→ **Your instructions**
Search the entries for the word "this" and pull out each line that has it.
* BEGIN Given entries *
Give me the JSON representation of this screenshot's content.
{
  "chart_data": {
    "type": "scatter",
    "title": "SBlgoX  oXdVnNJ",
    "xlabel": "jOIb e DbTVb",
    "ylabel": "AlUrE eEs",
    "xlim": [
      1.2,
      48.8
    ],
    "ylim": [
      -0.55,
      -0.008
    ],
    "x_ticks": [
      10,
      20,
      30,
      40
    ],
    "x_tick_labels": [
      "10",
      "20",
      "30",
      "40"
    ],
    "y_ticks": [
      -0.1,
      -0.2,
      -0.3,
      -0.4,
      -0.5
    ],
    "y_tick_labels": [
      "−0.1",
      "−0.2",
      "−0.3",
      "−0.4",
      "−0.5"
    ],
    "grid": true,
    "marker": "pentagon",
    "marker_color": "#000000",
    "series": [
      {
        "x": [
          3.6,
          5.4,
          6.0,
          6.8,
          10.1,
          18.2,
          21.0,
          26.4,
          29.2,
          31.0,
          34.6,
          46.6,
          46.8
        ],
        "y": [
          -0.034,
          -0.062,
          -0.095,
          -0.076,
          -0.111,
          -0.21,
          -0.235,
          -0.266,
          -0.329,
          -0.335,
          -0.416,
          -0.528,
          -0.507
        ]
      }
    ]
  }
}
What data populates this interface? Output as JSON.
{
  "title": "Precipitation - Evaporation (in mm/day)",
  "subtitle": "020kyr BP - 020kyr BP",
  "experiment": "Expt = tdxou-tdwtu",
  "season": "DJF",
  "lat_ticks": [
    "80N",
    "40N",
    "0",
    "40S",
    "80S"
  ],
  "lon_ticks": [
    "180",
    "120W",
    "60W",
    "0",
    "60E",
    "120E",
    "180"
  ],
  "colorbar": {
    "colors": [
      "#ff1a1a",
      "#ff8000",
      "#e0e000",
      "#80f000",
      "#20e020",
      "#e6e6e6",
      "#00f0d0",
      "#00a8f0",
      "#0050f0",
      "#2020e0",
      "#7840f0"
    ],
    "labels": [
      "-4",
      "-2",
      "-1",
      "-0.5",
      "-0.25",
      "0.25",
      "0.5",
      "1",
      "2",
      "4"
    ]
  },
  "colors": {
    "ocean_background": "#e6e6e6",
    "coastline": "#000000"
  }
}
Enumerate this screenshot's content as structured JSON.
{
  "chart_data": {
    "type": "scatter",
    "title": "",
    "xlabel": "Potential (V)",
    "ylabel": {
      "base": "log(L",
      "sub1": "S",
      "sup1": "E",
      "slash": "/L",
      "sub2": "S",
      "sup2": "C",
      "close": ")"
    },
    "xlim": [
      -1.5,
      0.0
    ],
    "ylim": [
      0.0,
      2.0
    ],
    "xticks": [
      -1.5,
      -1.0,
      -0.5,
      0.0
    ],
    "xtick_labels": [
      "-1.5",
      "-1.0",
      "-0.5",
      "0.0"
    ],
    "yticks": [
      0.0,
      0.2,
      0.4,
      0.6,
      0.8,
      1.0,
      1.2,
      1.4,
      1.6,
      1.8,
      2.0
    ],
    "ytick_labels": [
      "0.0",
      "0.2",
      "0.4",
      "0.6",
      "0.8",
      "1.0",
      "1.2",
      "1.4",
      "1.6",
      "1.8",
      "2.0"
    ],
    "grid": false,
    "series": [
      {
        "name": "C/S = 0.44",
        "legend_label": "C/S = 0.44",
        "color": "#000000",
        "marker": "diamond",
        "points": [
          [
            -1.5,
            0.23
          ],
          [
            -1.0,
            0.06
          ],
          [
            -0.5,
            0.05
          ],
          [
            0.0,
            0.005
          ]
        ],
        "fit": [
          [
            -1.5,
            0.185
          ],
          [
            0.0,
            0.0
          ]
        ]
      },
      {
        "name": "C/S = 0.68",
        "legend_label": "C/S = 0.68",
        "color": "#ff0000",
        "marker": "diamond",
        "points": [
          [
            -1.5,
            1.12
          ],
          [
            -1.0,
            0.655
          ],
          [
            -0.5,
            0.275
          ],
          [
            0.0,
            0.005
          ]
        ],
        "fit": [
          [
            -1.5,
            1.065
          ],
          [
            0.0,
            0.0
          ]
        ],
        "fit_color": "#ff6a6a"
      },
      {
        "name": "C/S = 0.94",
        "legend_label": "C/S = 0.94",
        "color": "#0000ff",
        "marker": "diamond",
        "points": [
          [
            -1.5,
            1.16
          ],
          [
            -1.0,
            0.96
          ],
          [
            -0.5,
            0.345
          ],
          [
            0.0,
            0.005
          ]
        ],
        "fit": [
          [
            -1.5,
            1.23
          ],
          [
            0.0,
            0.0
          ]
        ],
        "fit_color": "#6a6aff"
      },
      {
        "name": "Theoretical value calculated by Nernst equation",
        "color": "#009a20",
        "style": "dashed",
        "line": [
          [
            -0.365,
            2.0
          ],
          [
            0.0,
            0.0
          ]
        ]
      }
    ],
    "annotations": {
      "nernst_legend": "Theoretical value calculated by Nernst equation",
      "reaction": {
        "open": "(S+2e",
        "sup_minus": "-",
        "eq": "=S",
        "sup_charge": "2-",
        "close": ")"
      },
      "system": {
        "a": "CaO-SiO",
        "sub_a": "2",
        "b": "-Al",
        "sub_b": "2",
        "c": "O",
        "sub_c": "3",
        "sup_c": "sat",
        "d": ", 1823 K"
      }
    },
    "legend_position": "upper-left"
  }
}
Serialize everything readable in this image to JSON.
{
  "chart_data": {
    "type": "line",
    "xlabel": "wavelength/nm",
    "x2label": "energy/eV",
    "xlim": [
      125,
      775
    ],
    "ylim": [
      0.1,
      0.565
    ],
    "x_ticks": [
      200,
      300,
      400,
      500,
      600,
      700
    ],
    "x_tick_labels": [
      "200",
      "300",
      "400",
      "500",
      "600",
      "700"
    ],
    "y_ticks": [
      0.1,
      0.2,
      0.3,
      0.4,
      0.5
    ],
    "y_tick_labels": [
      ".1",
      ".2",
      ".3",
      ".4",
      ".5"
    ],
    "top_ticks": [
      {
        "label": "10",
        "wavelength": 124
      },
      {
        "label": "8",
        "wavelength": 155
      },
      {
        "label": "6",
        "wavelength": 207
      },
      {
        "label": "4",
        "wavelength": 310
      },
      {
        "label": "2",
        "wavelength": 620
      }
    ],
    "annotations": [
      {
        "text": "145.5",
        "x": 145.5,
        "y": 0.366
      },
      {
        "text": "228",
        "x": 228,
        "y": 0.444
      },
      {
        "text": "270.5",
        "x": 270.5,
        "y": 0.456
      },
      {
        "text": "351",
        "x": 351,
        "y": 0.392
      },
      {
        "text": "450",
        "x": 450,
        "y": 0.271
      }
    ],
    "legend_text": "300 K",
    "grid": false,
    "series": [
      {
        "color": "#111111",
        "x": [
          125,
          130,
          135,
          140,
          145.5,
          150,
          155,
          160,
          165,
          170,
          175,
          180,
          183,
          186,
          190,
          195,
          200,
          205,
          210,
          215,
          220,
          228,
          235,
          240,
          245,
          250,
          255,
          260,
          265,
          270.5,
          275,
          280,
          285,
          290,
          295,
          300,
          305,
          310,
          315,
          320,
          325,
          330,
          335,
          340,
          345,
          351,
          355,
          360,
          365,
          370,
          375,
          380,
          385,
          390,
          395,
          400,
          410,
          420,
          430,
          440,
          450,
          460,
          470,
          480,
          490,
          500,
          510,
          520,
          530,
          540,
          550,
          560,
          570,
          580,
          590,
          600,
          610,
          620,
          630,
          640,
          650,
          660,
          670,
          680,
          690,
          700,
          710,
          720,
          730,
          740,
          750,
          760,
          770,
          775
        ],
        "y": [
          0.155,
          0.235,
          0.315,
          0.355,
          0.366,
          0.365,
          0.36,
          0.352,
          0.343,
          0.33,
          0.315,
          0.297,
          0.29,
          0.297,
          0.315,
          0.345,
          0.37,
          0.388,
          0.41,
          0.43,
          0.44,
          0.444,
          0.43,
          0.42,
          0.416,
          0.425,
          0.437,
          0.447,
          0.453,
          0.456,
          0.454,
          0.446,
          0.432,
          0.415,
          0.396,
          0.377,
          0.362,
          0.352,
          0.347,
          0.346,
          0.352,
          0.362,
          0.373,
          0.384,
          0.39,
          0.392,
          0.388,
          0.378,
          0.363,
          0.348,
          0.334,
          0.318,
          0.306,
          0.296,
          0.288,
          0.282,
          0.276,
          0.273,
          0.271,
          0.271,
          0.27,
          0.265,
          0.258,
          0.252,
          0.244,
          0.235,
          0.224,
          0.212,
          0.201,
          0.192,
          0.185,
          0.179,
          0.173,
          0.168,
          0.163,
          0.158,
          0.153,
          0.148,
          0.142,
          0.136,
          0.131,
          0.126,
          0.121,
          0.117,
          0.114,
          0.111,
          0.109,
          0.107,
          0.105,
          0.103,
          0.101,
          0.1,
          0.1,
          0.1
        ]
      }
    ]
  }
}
* END Given entries *
→ **Full solution**
Give me the JSON representation of this screenshot's content.
What data populates this interface? Output as JSON.
Enumerate this screenshot's content as structured JSON.
Serialize everything readable in this image to JSON.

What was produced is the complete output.